Data entries:
====

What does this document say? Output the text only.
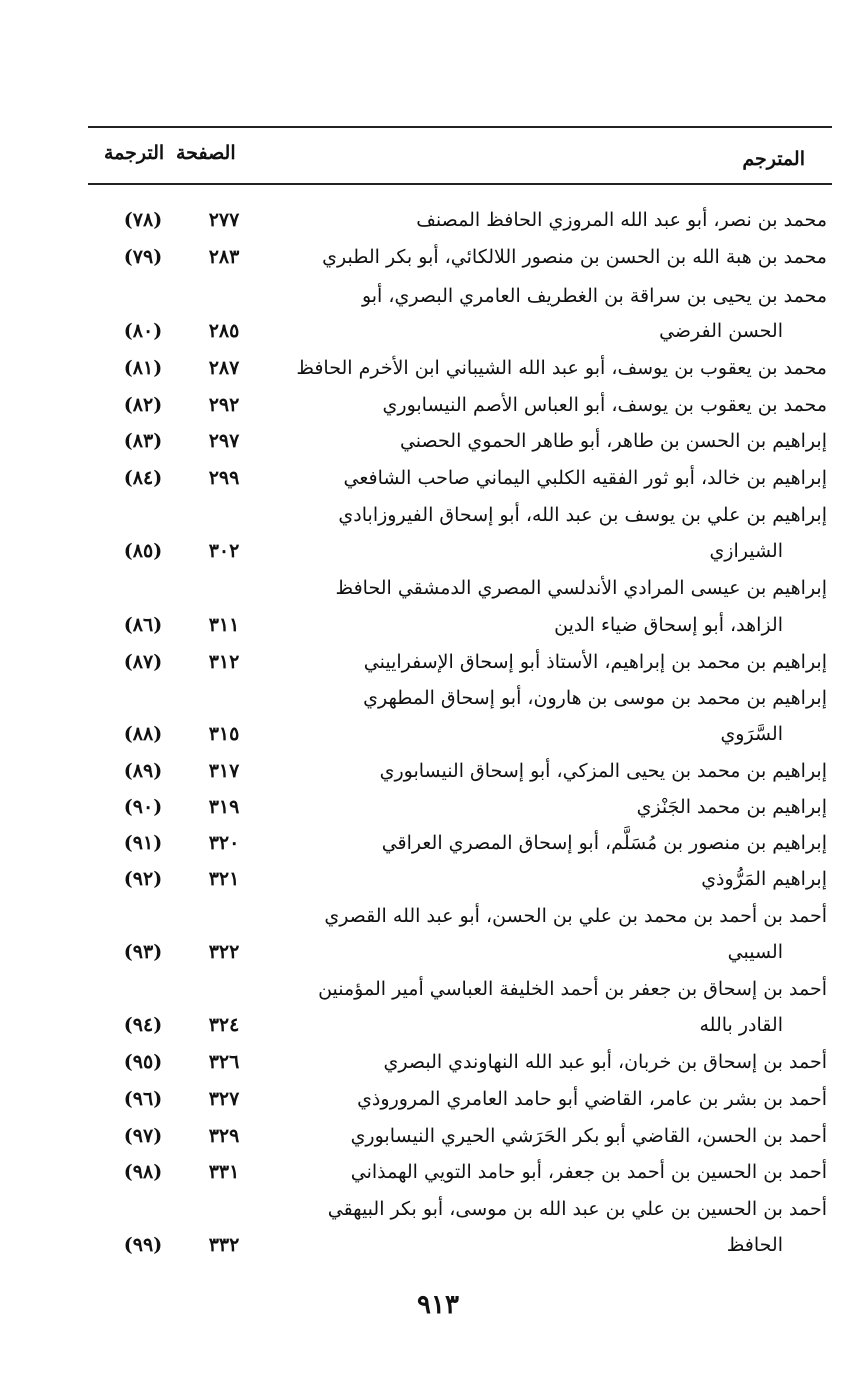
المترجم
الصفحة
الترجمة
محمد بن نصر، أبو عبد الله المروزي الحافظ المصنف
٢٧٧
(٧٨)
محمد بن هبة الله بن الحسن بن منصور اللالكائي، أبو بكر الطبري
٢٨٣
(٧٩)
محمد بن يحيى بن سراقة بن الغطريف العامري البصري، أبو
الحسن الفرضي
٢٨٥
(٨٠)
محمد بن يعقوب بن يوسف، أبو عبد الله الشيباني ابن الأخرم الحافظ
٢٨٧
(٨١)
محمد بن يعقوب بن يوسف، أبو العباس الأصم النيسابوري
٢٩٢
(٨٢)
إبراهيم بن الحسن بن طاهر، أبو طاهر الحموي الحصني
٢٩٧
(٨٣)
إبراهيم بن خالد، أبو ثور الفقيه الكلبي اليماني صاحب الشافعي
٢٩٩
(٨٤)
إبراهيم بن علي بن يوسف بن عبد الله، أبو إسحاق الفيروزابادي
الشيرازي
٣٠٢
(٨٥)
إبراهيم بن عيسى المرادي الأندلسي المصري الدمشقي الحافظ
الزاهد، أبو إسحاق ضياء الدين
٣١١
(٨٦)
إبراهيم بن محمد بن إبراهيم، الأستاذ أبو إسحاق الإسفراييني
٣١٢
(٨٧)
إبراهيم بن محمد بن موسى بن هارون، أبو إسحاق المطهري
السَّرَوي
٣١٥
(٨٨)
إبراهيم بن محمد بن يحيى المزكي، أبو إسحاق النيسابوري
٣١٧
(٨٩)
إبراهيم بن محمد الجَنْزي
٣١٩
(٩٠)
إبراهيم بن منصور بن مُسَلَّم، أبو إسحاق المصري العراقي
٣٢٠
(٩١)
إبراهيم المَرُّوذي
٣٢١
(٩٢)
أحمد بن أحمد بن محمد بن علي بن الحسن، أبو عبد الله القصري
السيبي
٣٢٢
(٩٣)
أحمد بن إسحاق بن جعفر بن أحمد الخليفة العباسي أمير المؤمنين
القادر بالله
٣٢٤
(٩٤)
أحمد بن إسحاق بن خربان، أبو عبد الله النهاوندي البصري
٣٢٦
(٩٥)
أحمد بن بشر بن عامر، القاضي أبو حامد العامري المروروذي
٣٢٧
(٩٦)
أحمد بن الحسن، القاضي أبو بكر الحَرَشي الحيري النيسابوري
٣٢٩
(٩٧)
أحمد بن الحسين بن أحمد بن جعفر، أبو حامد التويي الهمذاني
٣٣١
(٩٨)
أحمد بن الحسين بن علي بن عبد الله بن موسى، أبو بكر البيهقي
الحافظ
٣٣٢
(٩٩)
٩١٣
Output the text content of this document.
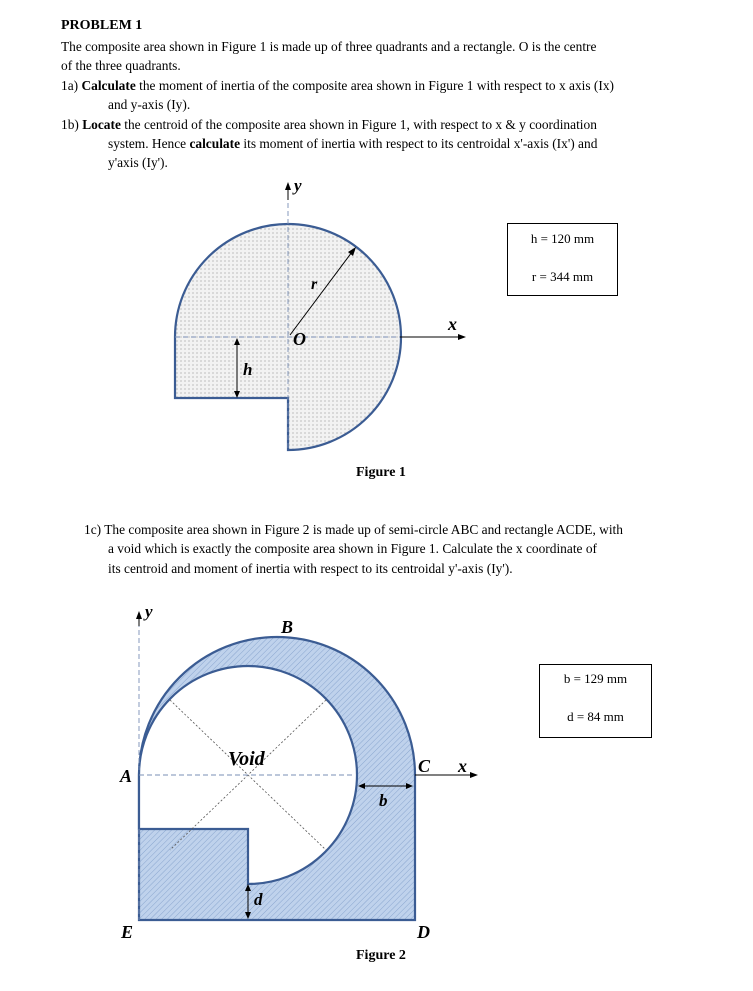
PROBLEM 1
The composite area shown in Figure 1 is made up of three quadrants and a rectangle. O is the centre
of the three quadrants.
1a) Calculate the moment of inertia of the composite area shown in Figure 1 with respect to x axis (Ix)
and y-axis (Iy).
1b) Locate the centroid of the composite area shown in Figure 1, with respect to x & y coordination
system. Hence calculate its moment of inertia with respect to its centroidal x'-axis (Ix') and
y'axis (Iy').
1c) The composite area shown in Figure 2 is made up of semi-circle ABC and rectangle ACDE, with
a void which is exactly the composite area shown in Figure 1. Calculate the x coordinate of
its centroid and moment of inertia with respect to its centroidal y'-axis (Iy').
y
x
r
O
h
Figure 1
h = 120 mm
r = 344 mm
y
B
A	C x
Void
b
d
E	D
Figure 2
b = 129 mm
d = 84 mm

====

What is being asked =>
Lines from the records above that hold "الحافظ" are the ones to list.

Answer to this task =>
محمد بن نصر، أبو عبد الله المروزي الحافظ المصنف
محمد بن يعقوب بن يوسف، أبو عبد الله الشيباني ابن الأخرم الحافظ
إبراهيم بن عيسى المرادي الأندلسي المصري الدمشقي الحافظ
الحافظ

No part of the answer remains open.